— INSTRUCTIONS TO FOLLOW —
Reproduce the material below, substituting "Oval shape" for every occurrence of "Ellipse shape" and leaving everything else unchanged.

— RECORD EXCERPTS —
====================

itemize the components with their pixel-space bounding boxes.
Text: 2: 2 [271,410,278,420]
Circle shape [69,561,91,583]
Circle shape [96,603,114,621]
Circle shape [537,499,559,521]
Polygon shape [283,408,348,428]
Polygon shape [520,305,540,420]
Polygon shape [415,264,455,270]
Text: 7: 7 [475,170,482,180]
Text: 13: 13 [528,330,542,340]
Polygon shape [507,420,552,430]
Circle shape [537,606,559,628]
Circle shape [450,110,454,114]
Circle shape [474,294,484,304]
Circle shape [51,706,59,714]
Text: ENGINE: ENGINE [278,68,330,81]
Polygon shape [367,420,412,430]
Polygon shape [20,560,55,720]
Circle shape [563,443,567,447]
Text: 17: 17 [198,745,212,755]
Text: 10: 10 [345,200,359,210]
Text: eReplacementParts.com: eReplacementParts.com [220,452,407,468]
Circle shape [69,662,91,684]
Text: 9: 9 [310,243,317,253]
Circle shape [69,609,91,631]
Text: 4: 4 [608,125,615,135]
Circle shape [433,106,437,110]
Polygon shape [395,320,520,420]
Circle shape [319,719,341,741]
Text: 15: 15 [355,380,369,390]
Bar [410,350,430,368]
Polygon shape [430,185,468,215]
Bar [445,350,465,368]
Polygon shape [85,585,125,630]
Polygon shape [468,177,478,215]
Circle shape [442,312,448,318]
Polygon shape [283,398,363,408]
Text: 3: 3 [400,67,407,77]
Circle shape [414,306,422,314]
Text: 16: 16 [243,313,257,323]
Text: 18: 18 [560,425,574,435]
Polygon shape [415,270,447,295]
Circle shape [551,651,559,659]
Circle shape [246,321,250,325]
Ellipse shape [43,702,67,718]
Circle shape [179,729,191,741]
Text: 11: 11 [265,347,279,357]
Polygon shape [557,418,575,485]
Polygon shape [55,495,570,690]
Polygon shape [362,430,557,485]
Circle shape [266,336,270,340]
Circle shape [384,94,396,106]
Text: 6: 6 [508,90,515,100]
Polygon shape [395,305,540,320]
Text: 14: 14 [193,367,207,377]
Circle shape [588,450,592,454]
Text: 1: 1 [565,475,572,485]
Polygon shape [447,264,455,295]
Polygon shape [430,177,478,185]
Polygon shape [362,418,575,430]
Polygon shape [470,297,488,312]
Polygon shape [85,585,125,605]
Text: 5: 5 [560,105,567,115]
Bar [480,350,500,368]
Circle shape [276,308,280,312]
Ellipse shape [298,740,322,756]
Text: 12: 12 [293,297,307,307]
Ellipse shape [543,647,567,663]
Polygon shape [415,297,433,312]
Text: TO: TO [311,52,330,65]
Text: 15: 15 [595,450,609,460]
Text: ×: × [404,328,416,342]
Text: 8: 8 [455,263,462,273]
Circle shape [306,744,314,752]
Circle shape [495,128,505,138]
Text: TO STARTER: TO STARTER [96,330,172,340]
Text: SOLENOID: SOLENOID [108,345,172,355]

====================

— ANSWER BELOW —
itemize the components with their pixel-space bounding boxes.
Text: 2: 2 [271,410,278,420]
Circle shape [69,561,91,583]
Circle shape [96,603,114,621]
Circle shape [537,499,559,521]
Polygon shape [283,408,348,428]
Polygon shape [520,305,540,420]
Polygon shape [415,264,455,270]
Text: 7: 7 [475,170,482,180]
Text: 13: 13 [528,330,542,340]
Polygon shape [507,420,552,430]
Circle shape [537,606,559,628]
Circle shape [450,110,454,114]
Circle shape [474,294,484,304]
Circle shape [51,706,59,714]
Text: ENGINE: ENGINE [278,68,330,81]
Polygon shape [367,420,412,430]
Polygon shape [20,560,55,720]
Circle shape [563,443,567,447]
Text: 17: 17 [198,745,212,755]
Text: 10: 10 [345,200,359,210]
Text: eReplacementParts.com: eReplacementParts.com [220,452,407,468]
Circle shape [69,662,91,684]
Text: 9: 9 [310,243,317,253]
Circle shape [69,609,91,631]
Text: 4: 4 [608,125,615,135]
Circle shape [433,106,437,110]
Polygon shape [395,320,520,420]
Circle shape [319,719,341,741]
Text: 15: 15 [355,380,369,390]
Bar [410,350,430,368]
Polygon shape [430,185,468,215]
Bar [445,350,465,368]
Polygon shape [85,585,125,630]
Polygon shape [468,177,478,215]
Circle shape [442,312,448,318]
Polygon shape [283,398,363,408]
Text: 3: 3 [400,67,407,77]
Circle shape [414,306,422,314]
Text: 16: 16 [243,313,257,323]
Text: 18: 18 [560,425,574,435]
Polygon shape [415,270,447,295]
Circle shape [551,651,559,659]
Circle shape [246,321,250,325]
Oval shape [43,702,67,718]
Circle shape [179,729,191,741]
Text: 11: 11 [265,347,279,357]
Polygon shape [557,418,575,485]
Polygon shape [55,495,570,690]
Polygon shape [362,430,557,485]
Circle shape [266,336,270,340]
Circle shape [384,94,396,106]
Text: 6: 6 [508,90,515,100]
Polygon shape [395,305,540,320]
Text: 14: 14 [193,367,207,377]
Circle shape [588,450,592,454]
Text: 1: 1 [565,475,572,485]
Polygon shape [447,264,455,295]
Polygon shape [430,177,478,185]
Polygon shape [362,418,575,430]
Polygon shape [470,297,488,312]
Polygon shape [85,585,125,605]
Text: 5: 5 [560,105,567,115]
Bar [480,350,500,368]
Circle shape [276,308,280,312]
Oval shape [298,740,322,756]
Text: 12: 12 [293,297,307,307]
Oval shape [543,647,567,663]
Polygon shape [415,297,433,312]
Text: TO: TO [311,52,330,65]
Text: 15: 15 [595,450,609,460]
Text: ×: × [404,328,416,342]
Text: 8: 8 [455,263,462,273]
Circle shape [306,744,314,752]
Circle shape [495,128,505,138]
Text: TO STARTER: TO STARTER [96,330,172,340]
Text: SOLENOID: SOLENOID [108,345,172,355]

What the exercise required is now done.